A block of data =>
--- Start ---

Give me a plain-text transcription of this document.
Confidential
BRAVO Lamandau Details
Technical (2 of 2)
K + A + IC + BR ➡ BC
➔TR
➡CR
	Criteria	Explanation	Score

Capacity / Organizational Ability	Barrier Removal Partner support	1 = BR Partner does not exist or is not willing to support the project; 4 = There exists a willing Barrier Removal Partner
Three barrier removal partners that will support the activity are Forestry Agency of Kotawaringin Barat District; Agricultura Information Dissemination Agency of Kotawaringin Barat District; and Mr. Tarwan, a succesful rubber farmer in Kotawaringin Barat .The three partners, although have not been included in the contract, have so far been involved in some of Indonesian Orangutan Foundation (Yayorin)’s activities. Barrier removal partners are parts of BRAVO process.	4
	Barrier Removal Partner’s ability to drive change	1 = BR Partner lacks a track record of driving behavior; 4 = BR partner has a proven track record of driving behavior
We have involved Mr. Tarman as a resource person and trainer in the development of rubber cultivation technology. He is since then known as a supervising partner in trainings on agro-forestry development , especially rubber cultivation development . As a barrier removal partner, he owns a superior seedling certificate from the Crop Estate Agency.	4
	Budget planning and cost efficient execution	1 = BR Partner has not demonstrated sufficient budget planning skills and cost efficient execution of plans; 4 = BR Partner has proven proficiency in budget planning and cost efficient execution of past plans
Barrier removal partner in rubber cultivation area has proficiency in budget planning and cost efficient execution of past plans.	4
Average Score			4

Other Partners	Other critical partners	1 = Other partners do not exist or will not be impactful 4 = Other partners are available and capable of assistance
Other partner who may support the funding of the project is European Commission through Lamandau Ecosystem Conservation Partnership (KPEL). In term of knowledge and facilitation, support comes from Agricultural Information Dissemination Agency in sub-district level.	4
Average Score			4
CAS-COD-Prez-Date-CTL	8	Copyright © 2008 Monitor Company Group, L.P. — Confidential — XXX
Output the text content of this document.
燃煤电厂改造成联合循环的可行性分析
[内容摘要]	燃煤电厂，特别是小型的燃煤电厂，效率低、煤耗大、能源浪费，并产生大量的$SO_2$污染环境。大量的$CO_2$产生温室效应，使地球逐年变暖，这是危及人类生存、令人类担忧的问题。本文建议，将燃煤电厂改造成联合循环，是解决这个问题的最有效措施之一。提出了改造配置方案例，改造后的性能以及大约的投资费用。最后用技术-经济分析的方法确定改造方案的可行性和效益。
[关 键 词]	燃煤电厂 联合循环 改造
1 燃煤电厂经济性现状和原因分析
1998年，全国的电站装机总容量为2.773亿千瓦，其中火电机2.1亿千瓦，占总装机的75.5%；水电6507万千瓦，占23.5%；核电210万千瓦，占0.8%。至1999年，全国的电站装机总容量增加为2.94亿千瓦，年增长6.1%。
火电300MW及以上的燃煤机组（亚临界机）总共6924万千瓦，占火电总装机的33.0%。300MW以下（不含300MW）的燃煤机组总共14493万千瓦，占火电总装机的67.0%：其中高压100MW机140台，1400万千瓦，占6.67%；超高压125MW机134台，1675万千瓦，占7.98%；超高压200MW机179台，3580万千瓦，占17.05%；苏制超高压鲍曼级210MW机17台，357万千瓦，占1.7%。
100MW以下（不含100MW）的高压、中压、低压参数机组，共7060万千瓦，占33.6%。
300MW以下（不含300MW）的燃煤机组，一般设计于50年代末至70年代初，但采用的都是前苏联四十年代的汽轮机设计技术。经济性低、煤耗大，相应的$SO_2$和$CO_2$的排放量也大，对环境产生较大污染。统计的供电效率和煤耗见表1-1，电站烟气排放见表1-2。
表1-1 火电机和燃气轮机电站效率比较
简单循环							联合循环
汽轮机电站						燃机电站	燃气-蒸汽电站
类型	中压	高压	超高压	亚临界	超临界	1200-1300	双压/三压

--- End ---

WHAT NEEDS TO BE DONE =>
Your task is to reproduce, exactly and exclusively, the lines from the one holding "Output the text content of this document." through the final line of the listing.

EXPECTED ANSWER =>
Output the text content of this document.
燃煤电厂改造成联合循环的可行性分析
[内容摘要]	燃煤电厂，特别是小型的燃煤电厂，效率低、煤耗大、能源浪费，并产生大量的$SO_2$污染环境。大量的$CO_2$产生温室效应，使地球逐年变暖，这是危及人类生存、令人类担忧的问题。本文建议，将燃煤电厂改造成联合循环，是解决这个问题的最有效措施之一。提出了改造配置方案例，改造后的性能以及大约的投资费用。最后用技术-经济分析的方法确定改造方案的可行性和效益。
[关 键 词]	燃煤电厂 联合循环 改造
1 燃煤电厂经济性现状和原因分析
1998年，全国的电站装机总容量为2.773亿千瓦，其中火电机2.1亿千瓦，占总装机的75.5%；水电6507万千瓦，占23.5%；核电210万千瓦，占0.8%。至1999年，全国的电站装机总容量增加为2.94亿千瓦，年增长6.1%。
火电300MW及以上的燃煤机组（亚临界机）总共6924万千瓦，占火电总装机的33.0%。300MW以下（不含300MW）的燃煤机组总共14493万千瓦，占火电总装机的67.0%：其中高压100MW机140台，1400万千瓦，占6.67%；超高压125MW机134台，1675万千瓦，占7.98%；超高压200MW机179台，3580万千瓦，占17.05%；苏制超高压鲍曼级210MW机17台，357万千瓦，占1.7%。
100MW以下（不含100MW）的高压、中压、低压参数机组，共7060万千瓦，占33.6%。
300MW以下（不含300MW）的燃煤机组，一般设计于50年代末至70年代初，但采用的都是前苏联四十年代的汽轮机设计技术。经济性低、煤耗大，相应的$SO_2$和$CO_2$的排放量也大，对环境产生较大污染。统计的供电效率和煤耗见表1-1，电站烟气排放见表1-2。
表1-1 火电机和燃气轮机电站效率比较
简单循环							联合循环
汽轮机电站						燃机电站	燃气-蒸汽电站
类型	中压	高压	超高压	亚临界	超临界	1200-1300	双压/三压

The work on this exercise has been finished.